■ STATED PROBLEM ■
Tally up the lines carrying the string "TradingView" and respond with only the resulting number.

■ ROWS ■
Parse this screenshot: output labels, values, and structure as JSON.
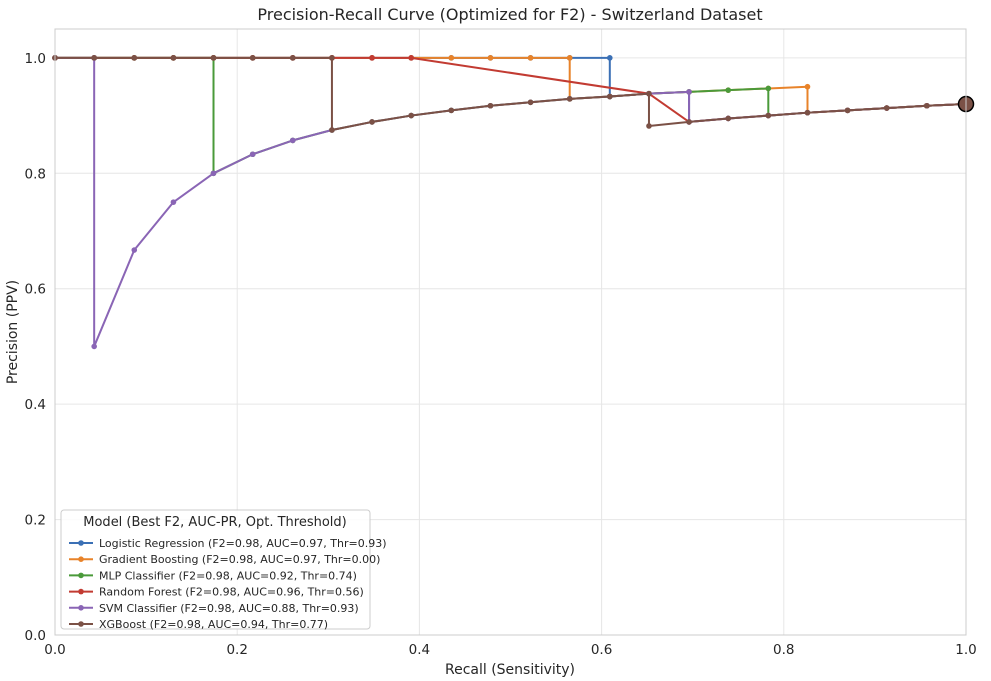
{
  "chart_data": {
    "type": "line",
    "title": "Precision-Recall Curve (Optimized for F2) - Switzerland Dataset",
    "xlabel": "Recall (Sensitivity)",
    "ylabel": "Precision (PPV)",
    "xlim": [
      0,
      1
    ],
    "ylim": [
      0,
      1.05
    ],
    "xticks": [
      "0.0",
      "0.2",
      "0.4",
      "0.6",
      "0.8",
      "1.0"
    ],
    "yticks": [
      "0.0",
      "0.2",
      "0.4",
      "0.6",
      "0.8",
      "1.0"
    ],
    "grid": true,
    "legend": {
      "title": "Model (Best F2, AUC-PR, Opt. Threshold)",
      "placement": "lower-left"
    },
    "series": [
      {
        "name": "Logistic Regression (F2=0.98, AUC=0.97, Thr=0.93)",
        "color": "#3b70b5",
        "points": [
          [
            0,
            1
          ],
          [
            0.043,
            1
          ],
          [
            0.087,
            1
          ],
          [
            0.13,
            1
          ],
          [
            0.174,
            1
          ],
          [
            0.217,
            1
          ],
          [
            0.261,
            1
          ],
          [
            0.304,
            1
          ],
          [
            0.348,
            1
          ],
          [
            0.391,
            1
          ],
          [
            0.435,
            1
          ],
          [
            0.478,
            1
          ],
          [
            0.522,
            1
          ],
          [
            0.565,
            1
          ],
          [
            0.609,
            1
          ],
          [
            0.609,
            0.933
          ],
          [
            0.652,
            0.938
          ],
          [
            0.696,
            0.941
          ],
          [
            0.696,
            0.889
          ],
          [
            0.739,
            0.895
          ],
          [
            0.783,
            0.9
          ],
          [
            0.826,
            0.905
          ],
          [
            0.87,
            0.909
          ],
          [
            0.913,
            0.913
          ],
          [
            0.957,
            0.917
          ],
          [
            1.0,
            0.92
          ]
        ]
      },
      {
        "name": "Gradient Boosting (F2=0.98, AUC=0.97, Thr=0.00)",
        "color": "#e8832a",
        "points": [
          [
            0,
            1
          ],
          [
            0.043,
            1
          ],
          [
            0.087,
            1
          ],
          [
            0.13,
            1
          ],
          [
            0.174,
            1
          ],
          [
            0.217,
            1
          ],
          [
            0.261,
            1
          ],
          [
            0.304,
            1
          ],
          [
            0.348,
            1
          ],
          [
            0.391,
            1
          ],
          [
            0.435,
            1
          ],
          [
            0.478,
            1
          ],
          [
            0.522,
            1
          ],
          [
            0.565,
            1
          ],
          [
            0.565,
            0.929
          ],
          [
            0.609,
            0.933
          ],
          [
            0.652,
            0.938
          ],
          [
            0.696,
            0.941
          ],
          [
            0.739,
            0.944
          ],
          [
            0.783,
            0.947
          ],
          [
            0.826,
            0.95
          ],
          [
            0.826,
            0.905
          ],
          [
            0.87,
            0.909
          ],
          [
            0.913,
            0.913
          ],
          [
            0.957,
            0.917
          ],
          [
            1.0,
            0.92
          ]
        ]
      },
      {
        "name": "MLP Classifier (F2=0.98, AUC=0.92, Thr=0.74)",
        "color": "#4a9a3a",
        "points": [
          [
            0,
            1
          ],
          [
            0.043,
            1
          ],
          [
            0.087,
            1
          ],
          [
            0.13,
            1
          ],
          [
            0.174,
            1
          ],
          [
            0.174,
            0.8
          ],
          [
            0.217,
            0.833
          ],
          [
            0.261,
            0.857
          ],
          [
            0.304,
            0.875
          ],
          [
            0.348,
            0.889
          ],
          [
            0.391,
            0.9
          ],
          [
            0.435,
            0.909
          ],
          [
            0.478,
            0.917
          ],
          [
            0.522,
            0.923
          ],
          [
            0.565,
            0.929
          ],
          [
            0.609,
            0.933
          ],
          [
            0.652,
            0.938
          ],
          [
            0.696,
            0.941
          ],
          [
            0.739,
            0.944
          ],
          [
            0.783,
            0.947
          ],
          [
            0.783,
            0.9
          ],
          [
            0.826,
            0.905
          ],
          [
            0.87,
            0.909
          ],
          [
            0.913,
            0.913
          ],
          [
            0.957,
            0.917
          ],
          [
            1.0,
            0.92
          ]
        ]
      },
      {
        "name": "Random Forest (F2=0.98, AUC=0.96, Thr=0.56)",
        "color": "#c23b32",
        "points": [
          [
            0,
            1
          ],
          [
            0.043,
            1
          ],
          [
            0.087,
            1
          ],
          [
            0.13,
            1
          ],
          [
            0.174,
            1
          ],
          [
            0.217,
            1
          ],
          [
            0.261,
            1
          ],
          [
            0.304,
            1
          ],
          [
            0.348,
            1
          ],
          [
            0.391,
            1
          ],
          [
            0.652,
            0.938
          ],
          [
            0.696,
            0.889
          ],
          [
            0.739,
            0.895
          ],
          [
            0.783,
            0.9
          ],
          [
            0.826,
            0.905
          ],
          [
            0.87,
            0.909
          ],
          [
            0.913,
            0.913
          ],
          [
            0.957,
            0.917
          ],
          [
            1.0,
            0.92
          ]
        ]
      },
      {
        "name": "SVM Classifier (F2=0.98, AUC=0.88, Thr=0.93)",
        "color": "#8a65b5",
        "points": [
          [
            0,
            1
          ],
          [
            0.043,
            1
          ],
          [
            0.043,
            0.5
          ],
          [
            0.087,
            0.667
          ],
          [
            0.13,
            0.75
          ],
          [
            0.174,
            0.8
          ],
          [
            0.217,
            0.833
          ],
          [
            0.261,
            0.857
          ],
          [
            0.304,
            0.875
          ],
          [
            0.348,
            0.889
          ],
          [
            0.391,
            0.9
          ],
          [
            0.435,
            0.909
          ],
          [
            0.478,
            0.917
          ],
          [
            0.522,
            0.923
          ],
          [
            0.565,
            0.929
          ],
          [
            0.609,
            0.933
          ],
          [
            0.652,
            0.938
          ],
          [
            0.696,
            0.941
          ],
          [
            0.696,
            0.889
          ],
          [
            0.739,
            0.895
          ],
          [
            0.783,
            0.9
          ],
          [
            0.826,
            0.905
          ],
          [
            0.87,
            0.909
          ],
          [
            0.913,
            0.913
          ],
          [
            0.957,
            0.917
          ],
          [
            1.0,
            0.92
          ]
        ]
      },
      {
        "name": "XGBoost (F2=0.98, AUC=0.94, Thr=0.77)",
        "color": "#7b5146",
        "points": [
          [
            0,
            1
          ],
          [
            0.043,
            1
          ],
          [
            0.087,
            1
          ],
          [
            0.13,
            1
          ],
          [
            0.174,
            1
          ],
          [
            0.217,
            1
          ],
          [
            0.261,
            1
          ],
          [
            0.304,
            1
          ],
          [
            0.304,
            0.875
          ],
          [
            0.348,
            0.889
          ],
          [
            0.391,
            0.9
          ],
          [
            0.435,
            0.909
          ],
          [
            0.478,
            0.917
          ],
          [
            0.522,
            0.923
          ],
          [
            0.565,
            0.929
          ],
          [
            0.609,
            0.933
          ],
          [
            0.652,
            0.938
          ],
          [
            0.652,
            0.882
          ],
          [
            0.696,
            0.889
          ],
          [
            0.739,
            0.895
          ],
          [
            0.783,
            0.9
          ],
          [
            0.826,
            0.905
          ],
          [
            0.87,
            0.909
          ],
          [
            0.913,
            0.913
          ],
          [
            0.957,
            0.917
          ],
          [
            1.0,
            0.92
          ]
        ]
      }
    ],
    "optimal_marker": {
      "recall": 1.0,
      "precision": 0.92,
      "color": "#7b5146"
    }
  }
}
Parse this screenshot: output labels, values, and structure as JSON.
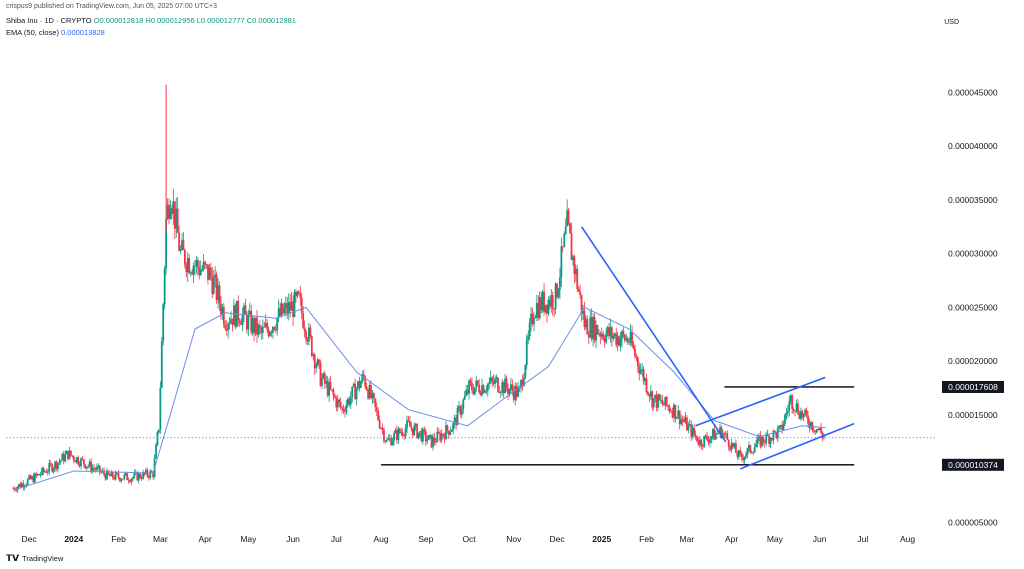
{
  "header": {
    "published": "crispus9 published on TradingView.com, Jun 05, 2025 07:00 UTC+3",
    "symbol": "Shiba Inu · 1D · CRYPTO",
    "ohlc": "O0.000012818 H0.000012956 L0.000012777 C0.000012881",
    "ema_label": "EMA (50, close)",
    "ema_value": "0.000013828",
    "currency": "USD"
  },
  "footer": {
    "logo_text": "TradingView"
  },
  "colors": {
    "up": "#089981",
    "down": "#f23645",
    "ema": "#6c8fe8",
    "trend": "#2962ff",
    "level": "#000000",
    "last": "#2962ff"
  },
  "chart_data": {
    "type": "candlestick",
    "y_scale": "linear",
    "ylim": [
      4.5e-06,
      4.8e-05
    ],
    "y_ticks": [
      "0.000005000",
      "0.000010374",
      "0.000015000",
      "0.000017608",
      "0.000020000",
      "0.000025000",
      "0.000030000",
      "0.000035000",
      "0.000040000",
      "0.000045000"
    ],
    "x_ticks": [
      "Dec",
      "2024",
      "Feb",
      "Mar",
      "Apr",
      "May",
      "Jun",
      "Jul",
      "Aug",
      "Sep",
      "Oct",
      "Nov",
      "Dec",
      "2025",
      "Feb",
      "Mar",
      "Apr",
      "May",
      "Jun",
      "Jul",
      "Aug"
    ],
    "price_series": {
      "name": "Shiba Inu",
      "closes": [
        [
          "2023-11-20",
          8.2e-06
        ],
        [
          "2023-12-05",
          9.2e-06
        ],
        [
          "2023-12-20",
          1.05e-05
        ],
        [
          "2023-12-28",
          1.14e-05
        ],
        [
          "2024-01-10",
          1.04e-05
        ],
        [
          "2024-01-25",
          9.3e-06
        ],
        [
          "2024-02-10",
          9.2e-06
        ],
        [
          "2024-02-25",
          9.6e-06
        ],
        [
          "2024-02-29",
          1.4e-05
        ],
        [
          "2024-03-05",
          3.3e-05
        ],
        [
          "2024-03-08",
          3.6e-05
        ],
        [
          "2024-03-15",
          3e-05
        ],
        [
          "2024-03-25",
          2.9e-05
        ],
        [
          "2024-04-05",
          2.8e-05
        ],
        [
          "2024-04-15",
          2.4e-05
        ],
        [
          "2024-04-25",
          2.45e-05
        ],
        [
          "2024-05-10",
          2.25e-05
        ],
        [
          "2024-05-25",
          2.45e-05
        ],
        [
          "2024-06-05",
          2.55e-05
        ],
        [
          "2024-06-20",
          1.85e-05
        ],
        [
          "2024-07-05",
          1.55e-05
        ],
        [
          "2024-07-20",
          1.85e-05
        ],
        [
          "2024-08-05",
          1.25e-05
        ],
        [
          "2024-08-20",
          1.4e-05
        ],
        [
          "2024-09-05",
          1.25e-05
        ],
        [
          "2024-09-20",
          1.4e-05
        ],
        [
          "2024-10-01",
          1.75e-05
        ],
        [
          "2024-10-20",
          1.8e-05
        ],
        [
          "2024-11-05",
          1.7e-05
        ],
        [
          "2024-11-15",
          2.5e-05
        ],
        [
          "2024-11-30",
          2.6e-05
        ],
        [
          "2024-12-08",
          3.25e-05
        ],
        [
          "2024-12-20",
          2.35e-05
        ],
        [
          "2025-01-05",
          2.25e-05
        ],
        [
          "2025-01-20",
          2.2e-05
        ],
        [
          "2025-02-05",
          1.65e-05
        ],
        [
          "2025-02-20",
          1.55e-05
        ],
        [
          "2025-03-10",
          1.25e-05
        ],
        [
          "2025-03-25",
          1.35e-05
        ],
        [
          "2025-04-07",
          1.1e-05
        ],
        [
          "2025-04-20",
          1.25e-05
        ],
        [
          "2025-05-05",
          1.35e-05
        ],
        [
          "2025-05-12",
          1.65e-05
        ],
        [
          "2025-05-20",
          1.5e-05
        ],
        [
          "2025-06-01",
          1.35e-05
        ],
        [
          "2025-06-05",
          1.288e-05
        ]
      ]
    },
    "ema_series": {
      "name": "EMA (50, close)",
      "points": [
        [
          "2023-11-20",
          8e-06
        ],
        [
          "2024-01-01",
          9.8e-06
        ],
        [
          "2024-02-25",
          9.6e-06
        ],
        [
          "2024-03-10",
          1.6e-05
        ],
        [
          "2024-03-25",
          2.3e-05
        ],
        [
          "2024-04-15",
          2.45e-05
        ],
        [
          "2024-05-20",
          2.4e-05
        ],
        [
          "2024-06-10",
          2.5e-05
        ],
        [
          "2024-07-15",
          1.9e-05
        ],
        [
          "2024-08-20",
          1.55e-05
        ],
        [
          "2024-09-30",
          1.4e-05
        ],
        [
          "2024-10-25",
          1.65e-05
        ],
        [
          "2024-11-25",
          1.95e-05
        ],
        [
          "2024-12-20",
          2.5e-05
        ],
        [
          "2025-01-20",
          2.3e-05
        ],
        [
          "2025-02-20",
          1.9e-05
        ],
        [
          "2025-03-20",
          1.45e-05
        ],
        [
          "2025-04-20",
          1.3e-05
        ],
        [
          "2025-05-20",
          1.4e-05
        ],
        [
          "2025-06-05",
          1.3828e-05
        ]
      ]
    },
    "drawings": {
      "horizontal_levels": [
        {
          "price": 1.7608e-05,
          "label": "0.000017608",
          "from": "2025-03-27",
          "to": "2025-06-25"
        },
        {
          "price": 1.0374e-05,
          "label": "0.000010374",
          "from": "2024-08-01",
          "to": "2025-06-25"
        }
      ],
      "trendlines": [
        {
          "from": [
            "2024-12-18",
            3.25e-05
          ],
          "to": [
            "2025-03-28",
            1.25e-05
          ]
        },
        {
          "from": [
            "2025-03-07",
            1.4e-05
          ],
          "to": [
            "2025-06-05",
            1.85e-05
          ]
        },
        {
          "from": [
            "2025-04-07",
            1e-05
          ],
          "to": [
            "2025-06-25",
            1.42e-05
          ]
        }
      ],
      "last_price_line": 1.288e-05
    }
  }
}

■ RIGHT ANSWER ■
2